▽

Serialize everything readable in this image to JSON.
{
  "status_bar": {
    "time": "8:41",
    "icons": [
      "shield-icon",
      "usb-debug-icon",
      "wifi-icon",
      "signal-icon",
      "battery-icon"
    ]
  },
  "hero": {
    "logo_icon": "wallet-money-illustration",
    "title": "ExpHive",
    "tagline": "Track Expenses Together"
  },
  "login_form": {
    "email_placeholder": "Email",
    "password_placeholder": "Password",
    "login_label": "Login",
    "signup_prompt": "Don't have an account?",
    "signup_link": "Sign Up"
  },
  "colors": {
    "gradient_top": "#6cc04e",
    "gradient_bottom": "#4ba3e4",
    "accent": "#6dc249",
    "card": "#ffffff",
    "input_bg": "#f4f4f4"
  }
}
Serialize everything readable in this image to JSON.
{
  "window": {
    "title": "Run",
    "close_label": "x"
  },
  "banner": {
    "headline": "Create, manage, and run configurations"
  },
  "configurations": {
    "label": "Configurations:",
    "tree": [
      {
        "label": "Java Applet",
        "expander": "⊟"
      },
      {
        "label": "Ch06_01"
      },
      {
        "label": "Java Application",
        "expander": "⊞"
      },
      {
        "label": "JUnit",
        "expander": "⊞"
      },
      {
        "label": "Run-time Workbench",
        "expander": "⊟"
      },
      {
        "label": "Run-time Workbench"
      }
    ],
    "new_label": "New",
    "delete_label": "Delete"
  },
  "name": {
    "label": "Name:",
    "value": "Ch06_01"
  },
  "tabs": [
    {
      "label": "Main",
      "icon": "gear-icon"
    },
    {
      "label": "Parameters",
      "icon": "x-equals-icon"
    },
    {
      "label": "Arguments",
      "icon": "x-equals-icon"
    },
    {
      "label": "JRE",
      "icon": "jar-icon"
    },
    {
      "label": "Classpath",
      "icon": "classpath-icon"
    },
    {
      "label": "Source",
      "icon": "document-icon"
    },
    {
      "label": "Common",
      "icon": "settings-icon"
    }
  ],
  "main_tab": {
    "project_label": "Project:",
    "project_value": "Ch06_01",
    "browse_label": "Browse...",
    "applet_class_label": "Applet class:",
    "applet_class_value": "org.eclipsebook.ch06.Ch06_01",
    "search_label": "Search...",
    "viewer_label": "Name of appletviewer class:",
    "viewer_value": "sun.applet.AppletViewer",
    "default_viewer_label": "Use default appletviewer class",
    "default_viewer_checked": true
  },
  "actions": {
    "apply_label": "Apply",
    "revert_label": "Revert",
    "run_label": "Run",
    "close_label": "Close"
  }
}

△

(TASK BRIEF): Go through the listing above and restate it word for word.

(SOLUTION FOR THIS EXERCISE):
Serialize everything readable in this image to JSON.
{
  "status_bar": {
    "time": "8:41",
    "icons": [
      "shield-icon",
      "usb-debug-icon",
      "wifi-icon",
      "signal-icon",
      "battery-icon"
    ]
  },
  "hero": {
    "logo_icon": "wallet-money-illustration",
    "title": "ExpHive",
    "tagline": "Track Expenses Together"
  },
  "login_form": {
    "email_placeholder": "Email",
    "password_placeholder": "Password",
    "login_label": "Login",
    "signup_prompt": "Don't have an account?",
    "signup_link": "Sign Up"
  },
  "colors": {
    "gradient_top": "#6cc04e",
    "gradient_bottom": "#4ba3e4",
    "accent": "#6dc249",
    "card": "#ffffff",
    "input_bg": "#f4f4f4"
  }
}
Serialize everything readable in this image to JSON.
{
  "window": {
    "title": "Run",
    "close_label": "x"
  },
  "banner": {
    "headline": "Create, manage, and run configurations"
  },
  "configurations": {
    "label": "Configurations:",
    "tree": [
      {
        "label": "Java Applet",
        "expander": "⊟"
      },
      {
        "label": "Ch06_01"
      },
      {
        "label": "Java Application",
        "expander": "⊞"
      },
      {
        "label": "JUnit",
        "expander": "⊞"
      },
      {
        "label": "Run-time Workbench",
        "expander": "⊟"
      },
      {
        "label": "Run-time Workbench"
      }
    ],
    "new_label": "New",
    "delete_label": "Delete"
  },
  "name": {
    "label": "Name:",
    "value": "Ch06_01"
  },
  "tabs": [
    {
      "label": "Main",
      "icon": "gear-icon"
    },
    {
      "label": "Parameters",
      "icon": "x-equals-icon"
    },
    {
      "label": "Arguments",
      "icon": "x-equals-icon"
    },
    {
      "label": "JRE",
      "icon": "jar-icon"
    },
    {
      "label": "Classpath",
      "icon": "classpath-icon"
    },
    {
      "label": "Source",
      "icon": "document-icon"
    },
    {
      "label": "Common",
      "icon": "settings-icon"
    }
  ],
  "main_tab": {
    "project_label": "Project:",
    "project_value": "Ch06_01",
    "browse_label": "Browse...",
    "applet_class_label": "Applet class:",
    "applet_class_value": "org.eclipsebook.ch06.Ch06_01",
    "search_label": "Search...",
    "viewer_label": "Name of appletviewer class:",
    "viewer_value": "sun.applet.AppletViewer",
    "default_viewer_label": "Use default appletviewer class",
    "default_viewer_checked": true
  },
  "actions": {
    "apply_label": "Apply",
    "revert_label": "Revert",
    "run_label": "Run",
    "close_label": "Close"
  }
}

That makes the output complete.